- Data provided -
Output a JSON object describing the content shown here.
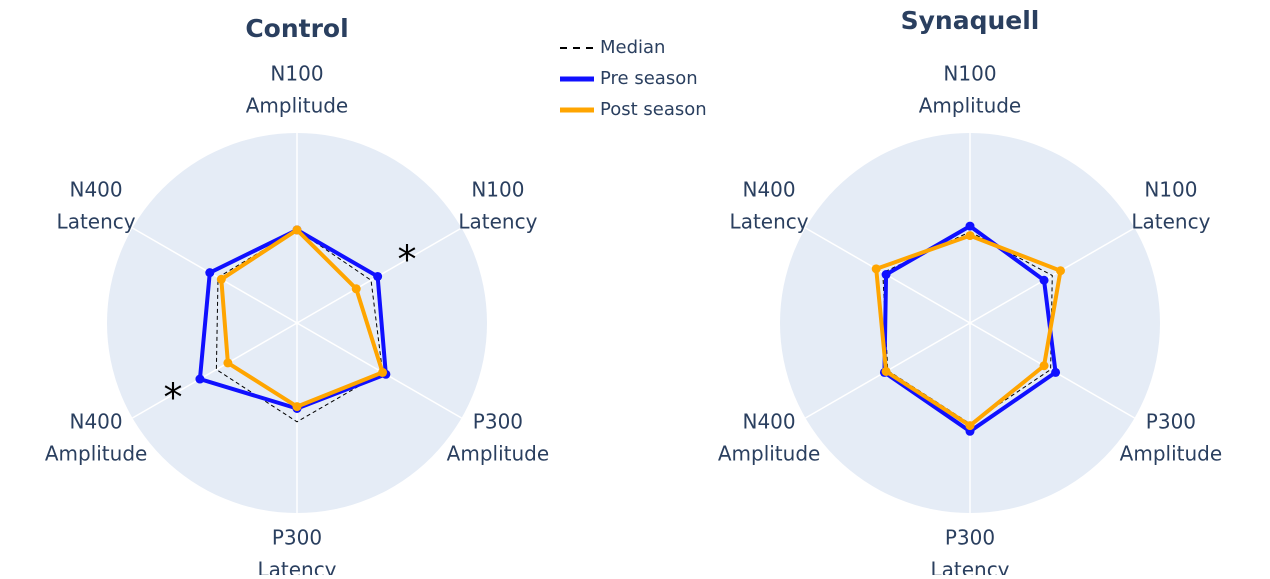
{
  "chart_data": [
    {
      "type": "radar",
      "title": "Control",
      "categories": [
        [
          "N100",
          "Amplitude"
        ],
        [
          "N100",
          "Latency"
        ],
        [
          "P300",
          "Amplitude"
        ],
        [
          "P300",
          "Latency"
        ],
        [
          "N400",
          "Amplitude"
        ],
        [
          "N400",
          "Latency"
        ]
      ],
      "rlim": [
        0,
        1
      ],
      "series": [
        {
          "name": "Median",
          "color": "#000000",
          "dash": true,
          "markers": false,
          "values": [
            0.49,
            0.45,
            0.52,
            0.52,
            0.49,
            0.48
          ]
        },
        {
          "name": "Pre season",
          "color": "#1010ff",
          "dash": false,
          "markers": true,
          "values": [
            0.49,
            0.49,
            0.54,
            0.45,
            0.59,
            0.53
          ]
        },
        {
          "name": "Post season",
          "color": "#ffa500",
          "dash": false,
          "markers": true,
          "values": [
            0.49,
            0.36,
            0.52,
            0.44,
            0.42,
            0.46
          ]
        }
      ],
      "annotations": [
        "*",
        "*"
      ]
    },
    {
      "type": "radar",
      "title": "Synaquell",
      "categories": [
        [
          "N100",
          "Amplitude"
        ],
        [
          "N100",
          "Latency"
        ],
        [
          "P300",
          "Amplitude"
        ],
        [
          "P300",
          "Latency"
        ],
        [
          "N400",
          "Amplitude"
        ],
        [
          "N400",
          "Latency"
        ]
      ],
      "rlim": [
        0,
        1
      ],
      "series": [
        {
          "name": "Median",
          "color": "#000000",
          "dash": true,
          "markers": false,
          "values": [
            0.48,
            0.5,
            0.49,
            0.53,
            0.5,
            0.53
          ]
        },
        {
          "name": "Pre season",
          "color": "#1010ff",
          "dash": false,
          "markers": true,
          "values": [
            0.51,
            0.45,
            0.52,
            0.57,
            0.52,
            0.51
          ]
        },
        {
          "name": "Post season",
          "color": "#ffa500",
          "dash": false,
          "markers": true,
          "values": [
            0.46,
            0.55,
            0.45,
            0.54,
            0.51,
            0.57
          ]
        }
      ],
      "annotations": []
    }
  ]
}
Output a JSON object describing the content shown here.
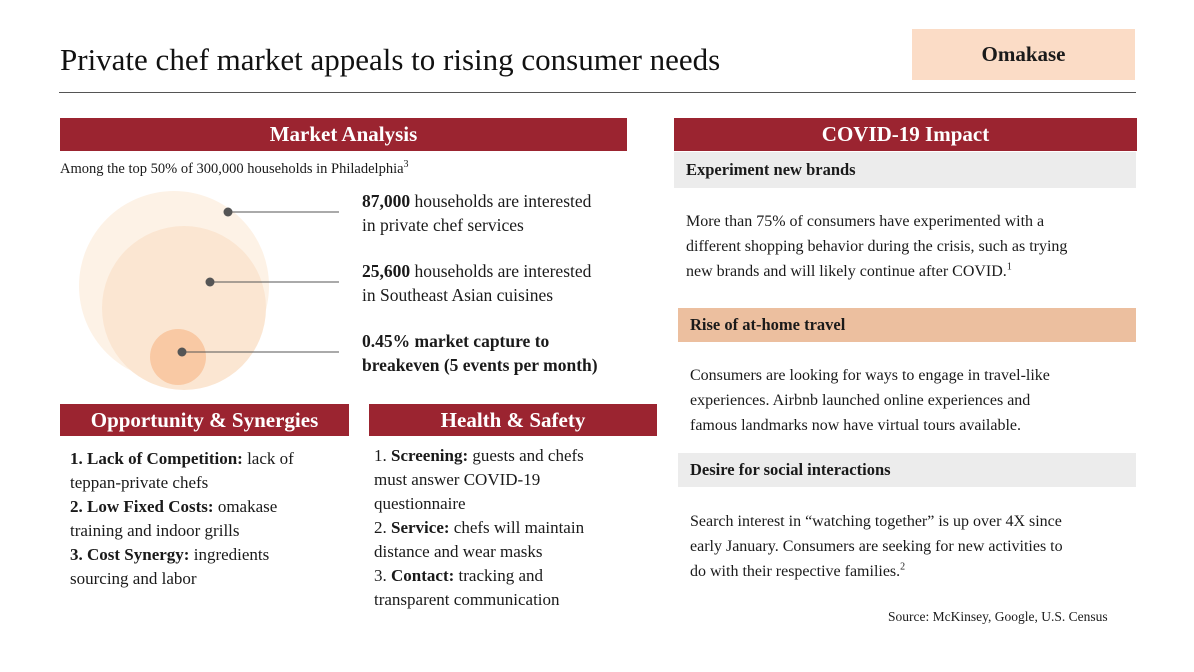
{
  "header": {
    "title": "Private chef market appeals to rising consumer needs",
    "tag": "Omakase"
  },
  "market": {
    "heading": "Market Analysis",
    "intro": "Among the top 50% of 300,000 households in Philadelphia",
    "intro_sup": "3",
    "stats": [
      {
        "bold": "87,000",
        "text_1": " households are interested",
        "text_2": "in private chef services"
      },
      {
        "bold": "25,600",
        "text_1": " households are interested",
        "text_2": "in Southeast Asian cuisines"
      },
      {
        "line_1": "0.45% market capture to",
        "line_2": "breakeven (5 events per month)"
      }
    ],
    "circle_colors": [
      "#fdf2e6",
      "#fbe6d2",
      "#f9c9a4"
    ]
  },
  "opportunity": {
    "heading": "Opportunity & Synergies",
    "items": [
      {
        "bold": "1. Lack of Competition:",
        "rest": " lack of",
        "line2": "teppan-private chefs"
      },
      {
        "bold": "2. Low Fixed Costs:",
        "rest": " omakase",
        "line2": "training and indoor grills"
      },
      {
        "bold": "3. Cost Synergy:",
        "rest": " ingredients",
        "line2": "sourcing and labor"
      }
    ]
  },
  "health": {
    "heading": "Health & Safety",
    "items": [
      {
        "num": "1. ",
        "bold": "Screening:",
        "rest": " guests and chefs",
        "line2": "must answer COVID-19",
        "line3": "questionnaire"
      },
      {
        "num": "2. ",
        "bold": "Service:",
        "rest": " chefs will maintain",
        "line2": "distance and wear masks"
      },
      {
        "num": "3. ",
        "bold": "Contact:",
        "rest": " tracking and",
        "line2": "transparent communication"
      }
    ]
  },
  "covid": {
    "heading": "COVID-19 Impact",
    "sections": [
      {
        "title": "Experiment new brands",
        "lines": [
          "More than 75% of consumers have experimented with a",
          "different shopping behavior during the crisis, such as trying",
          "new brands and will likely continue after COVID."
        ],
        "sup": "1"
      },
      {
        "title": "Rise of at-home travel",
        "lines": [
          "Consumers are looking for ways to engage in travel-like",
          "experiences. Airbnb launched online experiences and",
          "famous landmarks now have virtual tours available."
        ],
        "sup": ""
      },
      {
        "title": "Desire for social interactions",
        "lines": [
          "Search interest in “watching together” is up over 4X since",
          "early January. Consumers are seeking for new activities to",
          "do with their respective families."
        ],
        "sup": "2"
      }
    ],
    "sub_colors": [
      "#ececec",
      "#ecbf9f",
      "#ececec"
    ]
  },
  "footer": {
    "source": "Source: McKinsey, Google, U.S. Census"
  }
}
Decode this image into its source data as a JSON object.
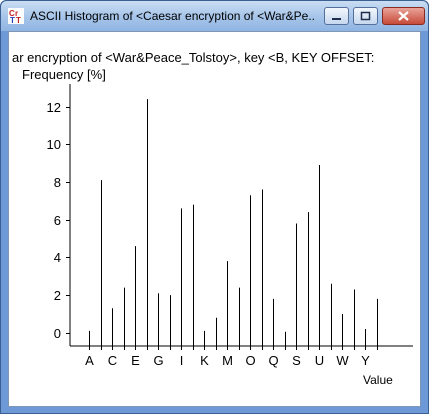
{
  "window": {
    "title": "ASCII Histogram of <Caesar encryption of <War&Pe...",
    "icon": "cryptool-app-icon"
  },
  "buttons": {
    "minimize": "minimize-icon",
    "maximize": "maximize-icon",
    "close": "close-icon"
  },
  "chart_data": {
    "type": "bar",
    "title": "ar encryption of <War&Peace_Tolstoy>, key <B, KEY OFFSET:",
    "ylabel": "Frequency [%]",
    "xlabel": "Value",
    "ylim": [
      -0.7,
      13.2
    ],
    "yticks": [
      "0",
      "2",
      "4",
      "6",
      "8",
      "10",
      "12"
    ],
    "tick_labels": [
      "A",
      "C",
      "E",
      "G",
      "I",
      "K",
      "M",
      "O",
      "Q",
      "S",
      "U",
      "W",
      "Y"
    ],
    "categories": [
      "A",
      "B",
      "C",
      "D",
      "E",
      "F",
      "G",
      "H",
      "I",
      "J",
      "K",
      "L",
      "M",
      "N",
      "O",
      "P",
      "Q",
      "R",
      "S",
      "T",
      "U",
      "V",
      "W",
      "X",
      "Y",
      "Z"
    ],
    "values": [
      0.1,
      8.1,
      1.3,
      2.4,
      4.6,
      12.4,
      2.1,
      2.0,
      6.6,
      6.8,
      0.1,
      0.8,
      3.8,
      2.4,
      7.3,
      7.6,
      1.8,
      0.0,
      5.8,
      6.4,
      8.9,
      2.6,
      1.0,
      2.3,
      0.2,
      1.8
    ],
    "grid": false
  }
}
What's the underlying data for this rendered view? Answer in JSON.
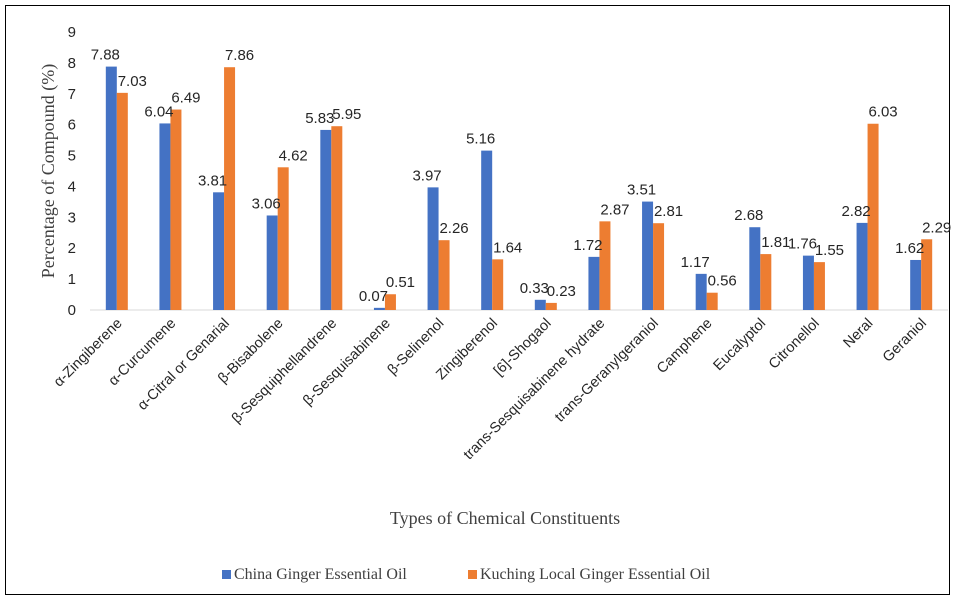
{
  "chart_data": {
    "type": "bar",
    "categories": [
      "α-Zingiberene",
      "α-Curcumene",
      "α-Citral or Genarial",
      "β-Bisabolene",
      "β-Sesquiphellandrene",
      "β-Sesquisabinene",
      "β-Selinenol",
      "Zingiberenol",
      "[6]-Shogaol",
      "trans-Sesquisabinene hydrate",
      "trans-Geranylgeraniol",
      "Camphene",
      "Eucalyptol",
      "Citronellol",
      "Neral",
      "Geraniol"
    ],
    "series": [
      {
        "name": "China Ginger Essential Oil",
        "color": "#4472C4",
        "values": [
          7.88,
          6.04,
          3.81,
          3.06,
          5.83,
          0.07,
          3.97,
          5.16,
          0.33,
          1.72,
          3.51,
          1.17,
          2.68,
          1.76,
          2.82,
          1.62
        ]
      },
      {
        "name": "Kuching Local Ginger Essential Oil",
        "color": "#ED7D31",
        "values": [
          7.03,
          6.49,
          7.86,
          4.62,
          5.95,
          0.51,
          2.26,
          1.64,
          0.23,
          2.87,
          2.81,
          0.56,
          1.81,
          1.55,
          6.03,
          2.29
        ]
      }
    ],
    "xlabel": "Types of Chemical Constituents",
    "ylabel": "Percentage of Compound (%)",
    "ylim": [
      0,
      9
    ],
    "yticks": [
      0,
      1,
      2,
      3,
      4,
      5,
      6,
      7,
      8,
      9
    ],
    "grid": false,
    "legend": "bottom"
  }
}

- Problem details -
Find the word "travel" in the data and copy out each line where it turns up.

- Reply -
        "title": "Rise of at-home travel",
          "Consumers are looking for ways to engage in travel-like",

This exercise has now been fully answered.